* Data for processing *

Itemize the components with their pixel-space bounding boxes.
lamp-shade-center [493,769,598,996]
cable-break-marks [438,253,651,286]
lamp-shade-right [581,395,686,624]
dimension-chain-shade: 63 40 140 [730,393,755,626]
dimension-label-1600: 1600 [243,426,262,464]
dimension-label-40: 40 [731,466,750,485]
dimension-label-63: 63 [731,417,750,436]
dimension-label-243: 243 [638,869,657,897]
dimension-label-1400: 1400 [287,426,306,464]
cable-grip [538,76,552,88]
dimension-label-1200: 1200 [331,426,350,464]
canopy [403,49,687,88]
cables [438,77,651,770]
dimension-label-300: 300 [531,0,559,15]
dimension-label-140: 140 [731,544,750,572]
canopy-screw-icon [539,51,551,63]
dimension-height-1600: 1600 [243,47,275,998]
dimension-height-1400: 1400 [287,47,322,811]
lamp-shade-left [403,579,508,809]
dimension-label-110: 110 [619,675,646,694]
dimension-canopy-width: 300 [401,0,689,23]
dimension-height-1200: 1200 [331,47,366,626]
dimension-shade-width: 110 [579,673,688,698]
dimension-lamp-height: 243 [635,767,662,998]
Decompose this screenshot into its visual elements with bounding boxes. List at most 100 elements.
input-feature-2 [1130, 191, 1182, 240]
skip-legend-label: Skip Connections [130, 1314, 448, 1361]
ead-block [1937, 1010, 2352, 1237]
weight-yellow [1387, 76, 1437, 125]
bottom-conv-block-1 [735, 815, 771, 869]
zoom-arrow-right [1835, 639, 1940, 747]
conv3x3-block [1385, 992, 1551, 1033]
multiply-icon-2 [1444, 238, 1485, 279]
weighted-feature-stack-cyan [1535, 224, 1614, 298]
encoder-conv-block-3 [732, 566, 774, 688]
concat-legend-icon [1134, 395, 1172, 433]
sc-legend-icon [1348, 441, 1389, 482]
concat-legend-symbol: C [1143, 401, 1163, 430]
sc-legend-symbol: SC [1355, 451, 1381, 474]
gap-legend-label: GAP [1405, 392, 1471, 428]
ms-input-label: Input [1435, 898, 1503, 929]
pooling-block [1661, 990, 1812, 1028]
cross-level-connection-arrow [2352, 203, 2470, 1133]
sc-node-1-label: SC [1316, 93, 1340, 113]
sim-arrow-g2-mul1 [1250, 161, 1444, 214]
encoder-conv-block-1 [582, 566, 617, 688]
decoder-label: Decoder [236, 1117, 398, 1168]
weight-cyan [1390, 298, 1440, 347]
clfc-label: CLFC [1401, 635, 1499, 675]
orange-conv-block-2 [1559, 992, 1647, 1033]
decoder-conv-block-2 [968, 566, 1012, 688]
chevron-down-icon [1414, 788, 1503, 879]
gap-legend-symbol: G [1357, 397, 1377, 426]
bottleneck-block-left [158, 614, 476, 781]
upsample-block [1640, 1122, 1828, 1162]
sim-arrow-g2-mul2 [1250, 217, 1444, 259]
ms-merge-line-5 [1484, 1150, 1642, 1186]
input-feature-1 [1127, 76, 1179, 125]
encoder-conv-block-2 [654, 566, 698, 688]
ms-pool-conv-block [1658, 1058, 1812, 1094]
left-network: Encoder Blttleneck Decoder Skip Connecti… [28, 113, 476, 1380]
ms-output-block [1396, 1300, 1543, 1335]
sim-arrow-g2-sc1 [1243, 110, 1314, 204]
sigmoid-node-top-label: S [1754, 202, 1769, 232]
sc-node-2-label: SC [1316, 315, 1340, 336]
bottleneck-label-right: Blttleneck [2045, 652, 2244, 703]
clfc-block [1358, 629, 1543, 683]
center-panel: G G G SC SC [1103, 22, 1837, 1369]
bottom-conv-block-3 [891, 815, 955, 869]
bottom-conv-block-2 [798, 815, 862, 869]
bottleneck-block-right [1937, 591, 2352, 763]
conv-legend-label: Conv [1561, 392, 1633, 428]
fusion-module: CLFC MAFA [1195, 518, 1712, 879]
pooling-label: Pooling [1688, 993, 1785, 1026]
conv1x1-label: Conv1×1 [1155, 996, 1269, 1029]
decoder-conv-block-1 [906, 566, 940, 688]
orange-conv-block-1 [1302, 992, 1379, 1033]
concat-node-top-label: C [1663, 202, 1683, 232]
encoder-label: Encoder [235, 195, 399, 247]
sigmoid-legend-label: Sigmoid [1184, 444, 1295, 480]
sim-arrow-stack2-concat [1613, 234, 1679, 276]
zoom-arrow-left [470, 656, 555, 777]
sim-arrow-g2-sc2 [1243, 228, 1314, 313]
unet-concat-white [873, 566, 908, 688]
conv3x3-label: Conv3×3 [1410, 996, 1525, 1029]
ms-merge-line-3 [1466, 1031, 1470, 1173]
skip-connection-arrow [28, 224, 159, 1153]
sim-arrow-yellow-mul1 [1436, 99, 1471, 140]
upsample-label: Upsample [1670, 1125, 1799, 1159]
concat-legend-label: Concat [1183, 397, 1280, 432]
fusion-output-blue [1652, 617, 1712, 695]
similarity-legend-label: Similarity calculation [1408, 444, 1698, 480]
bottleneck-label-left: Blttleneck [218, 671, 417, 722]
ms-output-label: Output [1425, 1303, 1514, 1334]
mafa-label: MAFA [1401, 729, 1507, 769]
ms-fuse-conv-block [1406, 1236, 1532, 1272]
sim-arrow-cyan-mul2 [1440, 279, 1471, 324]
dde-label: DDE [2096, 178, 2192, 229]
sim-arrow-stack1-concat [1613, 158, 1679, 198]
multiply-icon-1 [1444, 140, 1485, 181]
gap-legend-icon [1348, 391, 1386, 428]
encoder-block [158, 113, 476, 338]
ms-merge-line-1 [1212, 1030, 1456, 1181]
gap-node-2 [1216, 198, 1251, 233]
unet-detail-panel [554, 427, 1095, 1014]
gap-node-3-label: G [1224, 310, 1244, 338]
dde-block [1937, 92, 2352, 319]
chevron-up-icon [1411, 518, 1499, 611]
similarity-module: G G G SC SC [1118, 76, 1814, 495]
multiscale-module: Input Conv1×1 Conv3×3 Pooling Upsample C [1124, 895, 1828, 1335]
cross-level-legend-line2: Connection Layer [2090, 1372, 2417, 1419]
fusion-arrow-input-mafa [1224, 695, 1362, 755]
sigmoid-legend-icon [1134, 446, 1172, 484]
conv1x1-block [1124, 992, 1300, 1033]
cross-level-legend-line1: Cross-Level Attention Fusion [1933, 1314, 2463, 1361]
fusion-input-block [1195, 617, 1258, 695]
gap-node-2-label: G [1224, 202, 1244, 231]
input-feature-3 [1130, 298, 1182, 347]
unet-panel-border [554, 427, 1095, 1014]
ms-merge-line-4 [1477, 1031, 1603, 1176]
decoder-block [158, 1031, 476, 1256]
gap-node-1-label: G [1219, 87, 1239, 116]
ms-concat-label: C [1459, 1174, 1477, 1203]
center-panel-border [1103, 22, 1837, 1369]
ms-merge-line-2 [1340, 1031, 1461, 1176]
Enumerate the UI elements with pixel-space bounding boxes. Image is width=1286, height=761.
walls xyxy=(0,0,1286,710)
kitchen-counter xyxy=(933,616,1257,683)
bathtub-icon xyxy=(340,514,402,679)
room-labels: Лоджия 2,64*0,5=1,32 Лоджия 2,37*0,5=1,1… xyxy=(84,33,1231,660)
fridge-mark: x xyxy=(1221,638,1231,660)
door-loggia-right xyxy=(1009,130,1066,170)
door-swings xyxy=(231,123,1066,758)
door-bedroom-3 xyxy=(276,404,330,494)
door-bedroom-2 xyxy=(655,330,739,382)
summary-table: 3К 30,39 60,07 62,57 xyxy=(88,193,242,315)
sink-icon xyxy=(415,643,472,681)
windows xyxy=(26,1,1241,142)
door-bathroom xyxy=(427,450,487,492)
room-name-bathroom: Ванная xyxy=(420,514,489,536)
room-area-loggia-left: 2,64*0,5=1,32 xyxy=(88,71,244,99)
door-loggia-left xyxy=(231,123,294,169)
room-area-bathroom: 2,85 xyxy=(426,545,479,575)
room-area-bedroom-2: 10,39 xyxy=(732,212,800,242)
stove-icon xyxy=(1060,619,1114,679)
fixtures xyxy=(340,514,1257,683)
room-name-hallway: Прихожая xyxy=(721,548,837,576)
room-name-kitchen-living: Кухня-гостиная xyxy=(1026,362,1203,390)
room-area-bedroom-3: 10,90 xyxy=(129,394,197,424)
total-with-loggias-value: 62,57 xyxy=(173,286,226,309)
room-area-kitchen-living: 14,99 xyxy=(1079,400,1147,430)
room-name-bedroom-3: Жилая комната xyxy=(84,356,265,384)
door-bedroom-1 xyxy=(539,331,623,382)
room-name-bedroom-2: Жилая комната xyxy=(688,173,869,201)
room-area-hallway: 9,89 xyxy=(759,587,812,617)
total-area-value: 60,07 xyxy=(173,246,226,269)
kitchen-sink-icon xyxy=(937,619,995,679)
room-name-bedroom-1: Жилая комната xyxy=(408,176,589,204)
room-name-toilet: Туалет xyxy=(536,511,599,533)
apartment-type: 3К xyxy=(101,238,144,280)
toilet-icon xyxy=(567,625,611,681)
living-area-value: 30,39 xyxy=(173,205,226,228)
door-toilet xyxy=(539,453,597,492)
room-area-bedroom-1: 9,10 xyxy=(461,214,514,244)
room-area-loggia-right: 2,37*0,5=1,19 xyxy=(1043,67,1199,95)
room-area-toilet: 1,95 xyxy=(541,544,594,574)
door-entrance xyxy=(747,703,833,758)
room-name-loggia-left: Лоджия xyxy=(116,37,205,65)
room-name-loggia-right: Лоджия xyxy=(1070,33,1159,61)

* Set task *
Copy the listing word for word, starting from its first line and continuing up to and including the line with "dimension-label-40: 40 [731,466,750,485]".

* Response below *
Itemize the components with their pixel-space bounding boxes.
lamp-shade-center [493,769,598,996]
cable-break-marks [438,253,651,286]
lamp-shade-right [581,395,686,624]
dimension-chain-shade: 63 40 140 [730,393,755,626]
dimension-label-1600: 1600 [243,426,262,464]
dimension-label-40: 40 [731,466,750,485]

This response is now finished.